__WHAT THE EXERCISE ASKS__
Could you render the records as a numbered list, starting from the very first line and running through the line that contains "legend-item-extremely-late-bolting-stem: extremely late", both inclusive, with blank lines left out?

***

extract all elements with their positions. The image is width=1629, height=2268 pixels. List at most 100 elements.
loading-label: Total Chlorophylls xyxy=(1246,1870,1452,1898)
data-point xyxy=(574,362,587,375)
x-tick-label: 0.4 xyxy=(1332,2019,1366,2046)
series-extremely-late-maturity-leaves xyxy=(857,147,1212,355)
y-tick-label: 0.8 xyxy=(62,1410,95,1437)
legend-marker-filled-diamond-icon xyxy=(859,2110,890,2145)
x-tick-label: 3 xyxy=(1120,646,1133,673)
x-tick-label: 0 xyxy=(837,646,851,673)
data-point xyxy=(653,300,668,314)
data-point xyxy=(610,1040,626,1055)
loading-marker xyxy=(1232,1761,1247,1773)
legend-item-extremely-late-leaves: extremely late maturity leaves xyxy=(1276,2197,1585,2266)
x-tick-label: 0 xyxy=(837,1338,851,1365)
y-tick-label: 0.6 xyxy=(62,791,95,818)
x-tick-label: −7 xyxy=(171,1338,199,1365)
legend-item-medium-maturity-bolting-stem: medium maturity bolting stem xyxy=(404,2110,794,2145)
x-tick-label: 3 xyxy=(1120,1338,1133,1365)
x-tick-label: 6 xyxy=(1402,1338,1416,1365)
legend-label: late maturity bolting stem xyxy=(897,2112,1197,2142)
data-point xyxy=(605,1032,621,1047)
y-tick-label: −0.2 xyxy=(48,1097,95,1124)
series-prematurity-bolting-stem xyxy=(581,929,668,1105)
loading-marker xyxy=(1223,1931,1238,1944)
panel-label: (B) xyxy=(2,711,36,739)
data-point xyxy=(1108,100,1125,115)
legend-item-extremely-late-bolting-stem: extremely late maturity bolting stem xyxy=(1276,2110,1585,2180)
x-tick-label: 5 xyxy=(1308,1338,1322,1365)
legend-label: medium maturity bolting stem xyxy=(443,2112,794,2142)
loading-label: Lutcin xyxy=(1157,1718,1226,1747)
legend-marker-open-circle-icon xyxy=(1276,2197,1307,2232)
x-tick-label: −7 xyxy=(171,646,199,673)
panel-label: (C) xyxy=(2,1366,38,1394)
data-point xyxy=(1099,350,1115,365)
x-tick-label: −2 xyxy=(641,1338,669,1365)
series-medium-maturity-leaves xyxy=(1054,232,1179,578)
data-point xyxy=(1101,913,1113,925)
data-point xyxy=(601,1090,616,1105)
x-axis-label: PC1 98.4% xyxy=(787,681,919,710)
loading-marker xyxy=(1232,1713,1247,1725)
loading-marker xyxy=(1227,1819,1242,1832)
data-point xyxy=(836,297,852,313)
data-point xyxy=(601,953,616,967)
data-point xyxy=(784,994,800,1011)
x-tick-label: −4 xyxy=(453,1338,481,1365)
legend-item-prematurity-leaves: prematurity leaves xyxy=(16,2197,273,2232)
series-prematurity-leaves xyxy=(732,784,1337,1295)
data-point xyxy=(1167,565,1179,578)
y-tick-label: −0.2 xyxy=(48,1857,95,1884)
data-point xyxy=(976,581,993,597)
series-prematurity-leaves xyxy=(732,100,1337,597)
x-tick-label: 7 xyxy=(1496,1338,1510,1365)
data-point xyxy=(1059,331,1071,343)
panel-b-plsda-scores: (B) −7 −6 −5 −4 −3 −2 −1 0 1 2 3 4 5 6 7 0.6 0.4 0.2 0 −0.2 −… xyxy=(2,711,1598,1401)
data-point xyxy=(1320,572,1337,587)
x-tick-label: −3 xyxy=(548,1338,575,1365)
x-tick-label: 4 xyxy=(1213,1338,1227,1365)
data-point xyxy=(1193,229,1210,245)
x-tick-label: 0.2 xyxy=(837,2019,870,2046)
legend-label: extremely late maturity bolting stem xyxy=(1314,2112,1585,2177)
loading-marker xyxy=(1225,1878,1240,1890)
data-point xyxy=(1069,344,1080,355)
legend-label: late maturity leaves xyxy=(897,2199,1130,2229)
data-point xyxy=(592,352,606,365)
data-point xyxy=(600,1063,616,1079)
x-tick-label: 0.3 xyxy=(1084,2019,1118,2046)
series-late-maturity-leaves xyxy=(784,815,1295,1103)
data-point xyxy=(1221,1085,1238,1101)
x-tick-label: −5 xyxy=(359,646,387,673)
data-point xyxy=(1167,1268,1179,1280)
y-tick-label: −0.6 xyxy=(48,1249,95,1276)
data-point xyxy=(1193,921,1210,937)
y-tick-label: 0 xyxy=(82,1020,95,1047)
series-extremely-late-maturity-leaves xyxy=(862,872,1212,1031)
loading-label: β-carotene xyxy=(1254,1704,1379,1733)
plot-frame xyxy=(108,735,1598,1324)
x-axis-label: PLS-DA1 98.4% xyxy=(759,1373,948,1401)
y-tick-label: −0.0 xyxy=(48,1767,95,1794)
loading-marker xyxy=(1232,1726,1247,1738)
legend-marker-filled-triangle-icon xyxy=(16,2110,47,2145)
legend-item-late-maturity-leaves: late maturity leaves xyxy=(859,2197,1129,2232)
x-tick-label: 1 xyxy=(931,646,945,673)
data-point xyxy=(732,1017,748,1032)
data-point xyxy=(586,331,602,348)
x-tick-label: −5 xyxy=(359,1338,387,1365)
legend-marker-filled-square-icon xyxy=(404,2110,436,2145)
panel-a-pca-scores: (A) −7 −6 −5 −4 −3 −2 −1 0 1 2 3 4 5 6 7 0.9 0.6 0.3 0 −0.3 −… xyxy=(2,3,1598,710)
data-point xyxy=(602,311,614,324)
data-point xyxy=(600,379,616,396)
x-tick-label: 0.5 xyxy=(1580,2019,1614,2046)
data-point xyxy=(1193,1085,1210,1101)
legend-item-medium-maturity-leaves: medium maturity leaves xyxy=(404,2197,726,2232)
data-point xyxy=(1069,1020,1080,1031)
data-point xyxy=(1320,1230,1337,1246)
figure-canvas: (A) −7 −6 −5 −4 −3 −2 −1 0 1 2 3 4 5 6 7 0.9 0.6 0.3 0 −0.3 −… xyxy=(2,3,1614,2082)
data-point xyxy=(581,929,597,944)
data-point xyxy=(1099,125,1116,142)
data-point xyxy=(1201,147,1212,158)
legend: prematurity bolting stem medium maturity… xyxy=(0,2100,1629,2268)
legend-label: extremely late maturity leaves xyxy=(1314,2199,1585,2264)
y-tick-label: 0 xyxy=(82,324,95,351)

***

__TASK OUTPUT__
1. extract all elements with their positions. The image is width=1629, height=2268 pixels. List at most 100 elements.
2. loading-label: Total Chlorophylls xyxy=(1246,1870,1452,1898)
3. data-point xyxy=(574,362,587,375)
4. x-tick-label: 0.4 xyxy=(1332,2019,1366,2046)
5. series-extremely-late-maturity-leaves xyxy=(857,147,1212,355)
6. y-tick-label: 0.8 xyxy=(62,1410,95,1437)
7. legend-marker-filled-diamond-icon xyxy=(859,2110,890,2145)
8. x-tick-label: 3 xyxy=(1120,646,1133,673)
9. x-tick-label: 0 xyxy=(837,646,851,673)
10. data-point xyxy=(653,300,668,314)
11. data-point xyxy=(610,1040,626,1055)
12. loading-marker xyxy=(1232,1761,1247,1773)
13. legend-item-extremely-late-leaves: extremely late maturity leaves xyxy=(1276,2197,1585,2266)
14. x-tick-label: 0 xyxy=(837,1338,851,1365)
15. y-tick-label: 0.6 xyxy=(62,791,95,818)
16. x-tick-label: −7 xyxy=(171,1338,199,1365)
17. legend-item-medium-maturity-bolting-stem: medium maturity bolting stem xyxy=(404,2110,794,2145)
18. x-tick-label: 3 xyxy=(1120,1338,1133,1365)
19. x-tick-label: 6 xyxy=(1402,1338,1416,1365)
20. legend-label: late maturity bolting stem xyxy=(897,2112,1197,2142)
21. data-point xyxy=(605,1032,621,1047)
22. y-tick-label: −0.2 xyxy=(48,1097,95,1124)
23. series-prematurity-bolting-stem xyxy=(581,929,668,1105)
24. loading-marker xyxy=(1223,1931,1238,1944)
25. panel-label: (B) xyxy=(2,711,36,739)
26. data-point xyxy=(1108,100,1125,115)
27. legend-item-extremely-late-bolting-stem: extremely late maturity bolting stem xyxy=(1276,2110,1585,2180)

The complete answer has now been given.